GIVEN REQUEST: Please write out the material that follows, exactly as it stands.

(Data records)
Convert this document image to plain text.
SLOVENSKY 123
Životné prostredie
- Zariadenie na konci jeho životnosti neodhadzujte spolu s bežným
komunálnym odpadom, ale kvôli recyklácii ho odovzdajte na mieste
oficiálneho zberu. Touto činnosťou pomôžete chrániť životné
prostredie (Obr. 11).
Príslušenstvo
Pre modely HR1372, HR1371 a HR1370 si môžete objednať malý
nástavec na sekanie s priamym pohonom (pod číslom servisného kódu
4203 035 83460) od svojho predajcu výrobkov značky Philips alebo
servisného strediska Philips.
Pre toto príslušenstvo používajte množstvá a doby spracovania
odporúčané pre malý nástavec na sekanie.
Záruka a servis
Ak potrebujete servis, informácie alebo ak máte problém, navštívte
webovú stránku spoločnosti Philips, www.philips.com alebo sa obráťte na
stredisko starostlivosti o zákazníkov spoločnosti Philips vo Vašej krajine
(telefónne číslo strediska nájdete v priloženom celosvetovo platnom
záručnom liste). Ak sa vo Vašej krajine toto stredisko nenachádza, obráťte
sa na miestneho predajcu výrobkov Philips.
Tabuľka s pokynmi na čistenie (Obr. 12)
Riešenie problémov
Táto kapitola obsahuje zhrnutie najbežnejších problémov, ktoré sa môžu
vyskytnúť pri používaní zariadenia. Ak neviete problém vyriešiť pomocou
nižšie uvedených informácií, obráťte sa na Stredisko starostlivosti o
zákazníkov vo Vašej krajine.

THE RESULT:
Convert this document image to plain text.
SLOVENSKY 123
Životné prostredie
- Zariadenie na konci jeho životnosti neodhadzujte spolu s bežným
komunálnym odpadom, ale kvôli recyklácii ho odovzdajte na mieste
oficiálneho zberu. Touto činnosťou pomôžete chrániť životné
prostredie (Obr. 11).
Príslušenstvo
Pre modely HR1372, HR1371 a HR1370 si môžete objednať malý
nástavec na sekanie s priamym pohonom (pod číslom servisného kódu
4203 035 83460) od svojho predajcu výrobkov značky Philips alebo
servisného strediska Philips.
Pre toto príslušenstvo používajte množstvá a doby spracovania
odporúčané pre malý nástavec na sekanie.
Záruka a servis
Ak potrebujete servis, informácie alebo ak máte problém, navštívte
webovú stránku spoločnosti Philips, www.philips.com alebo sa obráťte na
stredisko starostlivosti o zákazníkov spoločnosti Philips vo Vašej krajine
(telefónne číslo strediska nájdete v priloženom celosvetovo platnom
záručnom liste). Ak sa vo Vašej krajine toto stredisko nenachádza, obráťte
sa na miestneho predajcu výrobkov Philips.
Tabuľka s pokynmi na čistenie (Obr. 12)
Riešenie problémov
Táto kapitola obsahuje zhrnutie najbežnejších problémov, ktoré sa môžu
vyskytnúť pri používaní zariadenia. Ak neviete problém vyriešiť pomocou
nižšie uvedených informácií, obráťte sa na Stredisko starostlivosti o
zákazníkov vo Vašej krajine.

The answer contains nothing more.